═════ GIVEN ENTRIES ═════
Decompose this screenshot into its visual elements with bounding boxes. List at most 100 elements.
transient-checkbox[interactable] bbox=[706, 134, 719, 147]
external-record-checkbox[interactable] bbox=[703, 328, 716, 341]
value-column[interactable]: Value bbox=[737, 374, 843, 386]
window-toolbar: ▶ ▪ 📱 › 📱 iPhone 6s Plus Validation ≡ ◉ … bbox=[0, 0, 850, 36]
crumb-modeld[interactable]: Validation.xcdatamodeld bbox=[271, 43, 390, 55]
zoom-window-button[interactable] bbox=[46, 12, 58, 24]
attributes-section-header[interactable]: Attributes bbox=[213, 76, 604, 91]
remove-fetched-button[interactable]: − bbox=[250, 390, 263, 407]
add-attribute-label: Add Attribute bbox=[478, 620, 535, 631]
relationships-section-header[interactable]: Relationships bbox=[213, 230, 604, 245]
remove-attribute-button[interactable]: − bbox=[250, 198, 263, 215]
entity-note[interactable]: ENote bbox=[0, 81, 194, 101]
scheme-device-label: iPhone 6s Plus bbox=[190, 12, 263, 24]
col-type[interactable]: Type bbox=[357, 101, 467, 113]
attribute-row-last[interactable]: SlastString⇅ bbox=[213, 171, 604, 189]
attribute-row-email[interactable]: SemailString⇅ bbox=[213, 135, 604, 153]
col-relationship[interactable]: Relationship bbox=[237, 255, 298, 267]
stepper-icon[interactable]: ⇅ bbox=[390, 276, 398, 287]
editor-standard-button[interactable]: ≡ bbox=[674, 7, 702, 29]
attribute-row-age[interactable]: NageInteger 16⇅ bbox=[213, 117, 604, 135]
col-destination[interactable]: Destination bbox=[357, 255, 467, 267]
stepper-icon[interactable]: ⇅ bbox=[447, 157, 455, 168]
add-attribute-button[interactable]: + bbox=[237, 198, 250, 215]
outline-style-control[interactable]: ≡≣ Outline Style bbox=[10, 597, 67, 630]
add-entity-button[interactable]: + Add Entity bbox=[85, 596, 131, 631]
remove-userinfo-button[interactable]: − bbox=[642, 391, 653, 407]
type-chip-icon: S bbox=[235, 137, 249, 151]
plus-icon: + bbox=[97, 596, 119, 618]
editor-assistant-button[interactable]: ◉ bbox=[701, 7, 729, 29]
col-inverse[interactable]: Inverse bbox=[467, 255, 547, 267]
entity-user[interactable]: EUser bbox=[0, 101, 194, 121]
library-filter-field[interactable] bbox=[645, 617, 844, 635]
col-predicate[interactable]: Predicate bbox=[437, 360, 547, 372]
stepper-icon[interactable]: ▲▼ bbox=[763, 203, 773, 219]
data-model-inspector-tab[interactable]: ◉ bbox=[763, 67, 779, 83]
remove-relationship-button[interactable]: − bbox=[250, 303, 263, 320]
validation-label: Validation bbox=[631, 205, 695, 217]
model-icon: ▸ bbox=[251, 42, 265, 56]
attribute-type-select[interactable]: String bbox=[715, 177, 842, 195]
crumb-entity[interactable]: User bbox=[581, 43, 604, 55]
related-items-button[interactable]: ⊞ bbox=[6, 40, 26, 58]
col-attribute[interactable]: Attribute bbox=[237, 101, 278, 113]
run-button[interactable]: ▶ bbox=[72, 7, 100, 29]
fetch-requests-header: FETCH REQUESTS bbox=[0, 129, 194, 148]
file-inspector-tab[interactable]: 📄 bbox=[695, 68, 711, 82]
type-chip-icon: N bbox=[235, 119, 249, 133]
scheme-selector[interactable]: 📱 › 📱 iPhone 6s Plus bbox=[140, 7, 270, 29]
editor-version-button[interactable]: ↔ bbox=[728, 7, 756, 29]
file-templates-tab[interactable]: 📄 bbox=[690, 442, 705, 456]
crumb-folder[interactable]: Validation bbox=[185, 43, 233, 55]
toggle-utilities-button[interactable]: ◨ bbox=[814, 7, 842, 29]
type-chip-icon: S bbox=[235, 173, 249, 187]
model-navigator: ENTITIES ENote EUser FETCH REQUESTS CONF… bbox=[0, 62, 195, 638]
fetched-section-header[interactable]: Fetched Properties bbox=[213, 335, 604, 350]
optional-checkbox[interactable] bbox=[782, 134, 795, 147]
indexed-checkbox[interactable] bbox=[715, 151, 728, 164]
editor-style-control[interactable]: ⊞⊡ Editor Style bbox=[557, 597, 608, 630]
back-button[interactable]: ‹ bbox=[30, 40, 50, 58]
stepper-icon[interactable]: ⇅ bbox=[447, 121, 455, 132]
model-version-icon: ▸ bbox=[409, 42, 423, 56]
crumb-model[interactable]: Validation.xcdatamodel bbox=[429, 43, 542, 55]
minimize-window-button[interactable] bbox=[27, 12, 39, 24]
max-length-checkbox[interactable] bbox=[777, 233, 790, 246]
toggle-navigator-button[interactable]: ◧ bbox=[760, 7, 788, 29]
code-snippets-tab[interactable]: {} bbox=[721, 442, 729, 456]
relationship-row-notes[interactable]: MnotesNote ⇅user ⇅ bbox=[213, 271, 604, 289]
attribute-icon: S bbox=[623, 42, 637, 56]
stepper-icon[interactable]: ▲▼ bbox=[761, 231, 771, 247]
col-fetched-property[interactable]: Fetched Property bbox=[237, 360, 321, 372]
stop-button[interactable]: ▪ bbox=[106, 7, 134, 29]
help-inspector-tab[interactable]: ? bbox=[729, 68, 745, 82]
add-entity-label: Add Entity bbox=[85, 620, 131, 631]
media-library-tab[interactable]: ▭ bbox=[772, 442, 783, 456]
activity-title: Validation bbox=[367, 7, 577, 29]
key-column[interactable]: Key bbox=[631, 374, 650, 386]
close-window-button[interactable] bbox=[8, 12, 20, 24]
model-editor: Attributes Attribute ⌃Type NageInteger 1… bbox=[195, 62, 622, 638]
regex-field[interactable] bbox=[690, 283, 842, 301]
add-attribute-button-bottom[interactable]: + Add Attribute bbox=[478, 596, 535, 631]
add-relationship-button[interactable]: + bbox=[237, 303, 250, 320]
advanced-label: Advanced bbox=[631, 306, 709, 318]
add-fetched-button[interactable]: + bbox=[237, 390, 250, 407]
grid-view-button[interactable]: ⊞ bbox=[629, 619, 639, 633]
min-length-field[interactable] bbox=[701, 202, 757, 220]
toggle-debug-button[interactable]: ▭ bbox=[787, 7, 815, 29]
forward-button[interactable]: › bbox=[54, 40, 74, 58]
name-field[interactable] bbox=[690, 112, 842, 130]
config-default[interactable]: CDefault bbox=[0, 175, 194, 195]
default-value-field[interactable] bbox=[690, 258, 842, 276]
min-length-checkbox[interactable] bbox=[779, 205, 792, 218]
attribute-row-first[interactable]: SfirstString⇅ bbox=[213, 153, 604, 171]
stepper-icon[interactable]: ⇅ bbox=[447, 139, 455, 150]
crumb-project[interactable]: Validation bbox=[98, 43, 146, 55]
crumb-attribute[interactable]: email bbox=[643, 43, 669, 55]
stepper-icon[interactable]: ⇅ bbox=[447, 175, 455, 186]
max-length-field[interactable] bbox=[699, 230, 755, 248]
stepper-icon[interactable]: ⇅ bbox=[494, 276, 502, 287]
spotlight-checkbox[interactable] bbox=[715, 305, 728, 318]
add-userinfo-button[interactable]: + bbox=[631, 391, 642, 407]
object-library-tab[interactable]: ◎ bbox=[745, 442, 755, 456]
═════
__PROBLEM TO WORK ON__. Reproduce the material above line for line, changing nothing.

__OUTPUT OF THE TASK__.
Decompose this screenshot into its visual elements with bounding boxes. List at most 100 elements.
transient-checkbox[interactable] bbox=[706, 134, 719, 147]
external-record-checkbox[interactable] bbox=[703, 328, 716, 341]
value-column[interactable]: Value bbox=[737, 374, 843, 386]
window-toolbar: ▶ ▪ 📱 › 📱 iPhone 6s Plus Validation ≡ ◉ … bbox=[0, 0, 850, 36]
crumb-modeld[interactable]: Validation.xcdatamodeld bbox=[271, 43, 390, 55]
zoom-window-button[interactable] bbox=[46, 12, 58, 24]
attributes-section-header[interactable]: Attributes bbox=[213, 76, 604, 91]
remove-fetched-button[interactable]: − bbox=[250, 390, 263, 407]
add-attribute-label: Add Attribute bbox=[478, 620, 535, 631]
relationships-section-header[interactable]: Relationships bbox=[213, 230, 604, 245]
remove-attribute-button[interactable]: − bbox=[250, 198, 263, 215]
entity-note[interactable]: ENote bbox=[0, 81, 194, 101]
scheme-device-label: iPhone 6s Plus bbox=[190, 12, 263, 24]
col-type[interactable]: Type bbox=[357, 101, 467, 113]
attribute-row-last[interactable]: SlastString⇅ bbox=[213, 171, 604, 189]
attribute-row-email[interactable]: SemailString⇅ bbox=[213, 135, 604, 153]
col-relationship[interactable]: Relationship bbox=[237, 255, 298, 267]
stepper-icon[interactable]: ⇅ bbox=[390, 276, 398, 287]
editor-standard-button[interactable]: ≡ bbox=[674, 7, 702, 29]
attribute-row-age[interactable]: NageInteger 16⇅ bbox=[213, 117, 604, 135]
col-destination[interactable]: Destination bbox=[357, 255, 467, 267]
stepper-icon[interactable]: ⇅ bbox=[447, 157, 455, 168]
add-attribute-button[interactable]: + bbox=[237, 198, 250, 215]
outline-style-control[interactable]: ≡≣ Outline Style bbox=[10, 597, 67, 630]
add-entity-button[interactable]: + Add Entity bbox=[85, 596, 131, 631]
remove-userinfo-button[interactable]: − bbox=[642, 391, 653, 407]
type-chip-icon: S bbox=[235, 137, 249, 151]
plus-icon: + bbox=[97, 596, 119, 618]
editor-assistant-button[interactable]: ◉ bbox=[701, 7, 729, 29]
col-inverse[interactable]: Inverse bbox=[467, 255, 547, 267]
entity-user[interactable]: EUser bbox=[0, 101, 194, 121]
library-filter-field[interactable] bbox=[645, 617, 844, 635]
col-predicate[interactable]: Predicate bbox=[437, 360, 547, 372]
stepper-icon[interactable]: ▲▼ bbox=[763, 203, 773, 219]
data-model-inspector-tab[interactable]: ◉ bbox=[763, 67, 779, 83]
remove-relationship-button[interactable]: − bbox=[250, 303, 263, 320]
validation-label: Validation bbox=[631, 205, 695, 217]
model-icon: ▸ bbox=[251, 42, 265, 56]
attribute-type-select[interactable]: String bbox=[715, 177, 842, 195]
crumb-entity[interactable]: User bbox=[581, 43, 604, 55]
related-items-button[interactable]: ⊞ bbox=[6, 40, 26, 58]
col-attribute[interactable]: Attribute bbox=[237, 101, 278, 113]
run-button[interactable]: ▶ bbox=[72, 7, 100, 29]
fetch-requests-header: FETCH REQUESTS bbox=[0, 129, 194, 148]
file-inspector-tab[interactable]: 📄 bbox=[695, 68, 711, 82]
type-chip-icon: N bbox=[235, 119, 249, 133]
scheme-selector[interactable]: 📱 › 📱 iPhone 6s Plus bbox=[140, 7, 270, 29]
editor-version-button[interactable]: ↔ bbox=[728, 7, 756, 29]
file-templates-tab[interactable]: 📄 bbox=[690, 442, 705, 456]
crumb-folder[interactable]: Validation bbox=[185, 43, 233, 55]
toggle-utilities-button[interactable]: ◨ bbox=[814, 7, 842, 29]
type-chip-icon: S bbox=[235, 173, 249, 187]
model-navigator: ENTITIES ENote EUser FETCH REQUESTS CONF… bbox=[0, 62, 195, 638]
fetched-section-header[interactable]: Fetched Properties bbox=[213, 335, 604, 350]
optional-checkbox[interactable] bbox=[782, 134, 795, 147]
indexed-checkbox[interactable] bbox=[715, 151, 728, 164]
editor-style-control[interactable]: ⊞⊡ Editor Style bbox=[557, 597, 608, 630]
back-button[interactable]: ‹ bbox=[30, 40, 50, 58]
stepper-icon[interactable]: ⇅ bbox=[447, 121, 455, 132]
model-version-icon: ▸ bbox=[409, 42, 423, 56]
crumb-model[interactable]: Validation.xcdatamodel bbox=[429, 43, 542, 55]
minimize-window-button[interactable] bbox=[27, 12, 39, 24]
max-length-checkbox[interactable] bbox=[777, 233, 790, 246]
toggle-navigator-button[interactable]: ◧ bbox=[760, 7, 788, 29]
code-snippets-tab[interactable]: {} bbox=[721, 442, 729, 456]
relationship-row-notes[interactable]: MnotesNote ⇅user ⇅ bbox=[213, 271, 604, 289]
attribute-icon: S bbox=[623, 42, 637, 56]
stepper-icon[interactable]: ▲▼ bbox=[761, 231, 771, 247]
col-fetched-property[interactable]: Fetched Property bbox=[237, 360, 321, 372]
stop-button[interactable]: ▪ bbox=[106, 7, 134, 29]
help-inspector-tab[interactable]: ? bbox=[729, 68, 745, 82]
add-entity-label: Add Entity bbox=[85, 620, 131, 631]
media-library-tab[interactable]: ▭ bbox=[772, 442, 783, 456]
activity-title: Validation bbox=[367, 7, 577, 29]
key-column[interactable]: Key bbox=[631, 374, 650, 386]
close-window-button[interactable] bbox=[8, 12, 20, 24]
model-editor: Attributes Attribute ⌃Type NageInteger 1… bbox=[195, 62, 622, 638]
regex-field[interactable] bbox=[690, 283, 842, 301]
add-attribute-button-bottom[interactable]: + Add Attribute bbox=[478, 596, 535, 631]
add-relationship-button[interactable]: + bbox=[237, 303, 250, 320]
advanced-label: Advanced bbox=[631, 306, 709, 318]
add-fetched-button[interactable]: + bbox=[237, 390, 250, 407]
grid-view-button[interactable]: ⊞ bbox=[629, 619, 639, 633]
min-length-field[interactable] bbox=[701, 202, 757, 220]
toggle-debug-button[interactable]: ▭ bbox=[787, 7, 815, 29]
forward-button[interactable]: › bbox=[54, 40, 74, 58]
name-field[interactable] bbox=[690, 112, 842, 130]
config-default[interactable]: CDefault bbox=[0, 175, 194, 195]
default-value-field[interactable] bbox=[690, 258, 842, 276]
min-length-checkbox[interactable] bbox=[779, 205, 792, 218]
attribute-row-first[interactable]: SfirstString⇅ bbox=[213, 153, 604, 171]
stepper-icon[interactable]: ⇅ bbox=[447, 139, 455, 150]
crumb-project[interactable]: Validation bbox=[98, 43, 146, 55]
crumb-attribute[interactable]: email bbox=[643, 43, 669, 55]
stepper-icon[interactable]: ⇅ bbox=[447, 175, 455, 186]
max-length-field[interactable] bbox=[699, 230, 755, 248]
stepper-icon[interactable]: ⇅ bbox=[494, 276, 502, 287]
spotlight-checkbox[interactable] bbox=[715, 305, 728, 318]
add-userinfo-button[interactable]: + bbox=[631, 391, 642, 407]
object-library-tab[interactable]: ◎ bbox=[745, 442, 755, 456]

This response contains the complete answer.